# PROVIDED MATERIAL
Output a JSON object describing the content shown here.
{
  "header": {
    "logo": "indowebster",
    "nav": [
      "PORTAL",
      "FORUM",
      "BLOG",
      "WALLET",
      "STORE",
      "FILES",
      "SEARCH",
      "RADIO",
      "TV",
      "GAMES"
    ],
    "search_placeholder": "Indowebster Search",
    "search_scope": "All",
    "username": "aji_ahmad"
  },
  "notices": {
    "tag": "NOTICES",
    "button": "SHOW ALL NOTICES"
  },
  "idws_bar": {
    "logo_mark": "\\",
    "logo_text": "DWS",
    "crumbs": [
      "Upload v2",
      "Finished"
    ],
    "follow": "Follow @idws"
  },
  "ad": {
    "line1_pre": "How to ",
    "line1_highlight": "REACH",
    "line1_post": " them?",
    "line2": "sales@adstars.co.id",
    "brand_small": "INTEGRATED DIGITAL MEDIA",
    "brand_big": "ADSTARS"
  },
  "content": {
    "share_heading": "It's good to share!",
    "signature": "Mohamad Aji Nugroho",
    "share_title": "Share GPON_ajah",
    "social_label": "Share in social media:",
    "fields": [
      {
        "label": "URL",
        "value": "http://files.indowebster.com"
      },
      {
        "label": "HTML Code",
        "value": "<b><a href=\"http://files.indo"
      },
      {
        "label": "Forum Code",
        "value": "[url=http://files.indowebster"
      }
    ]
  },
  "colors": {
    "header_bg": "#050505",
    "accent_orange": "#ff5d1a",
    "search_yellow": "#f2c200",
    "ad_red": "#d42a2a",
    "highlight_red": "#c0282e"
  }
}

# SHORT TASK
Gather, from the listing above, every line carrying the word "http".

# PROBLEM SOLUTION
        "value": "http://files.indowebster.com"
        "value": "<b><a href=\"http://files.indo"
        "value": "[url=http://files.indowebster"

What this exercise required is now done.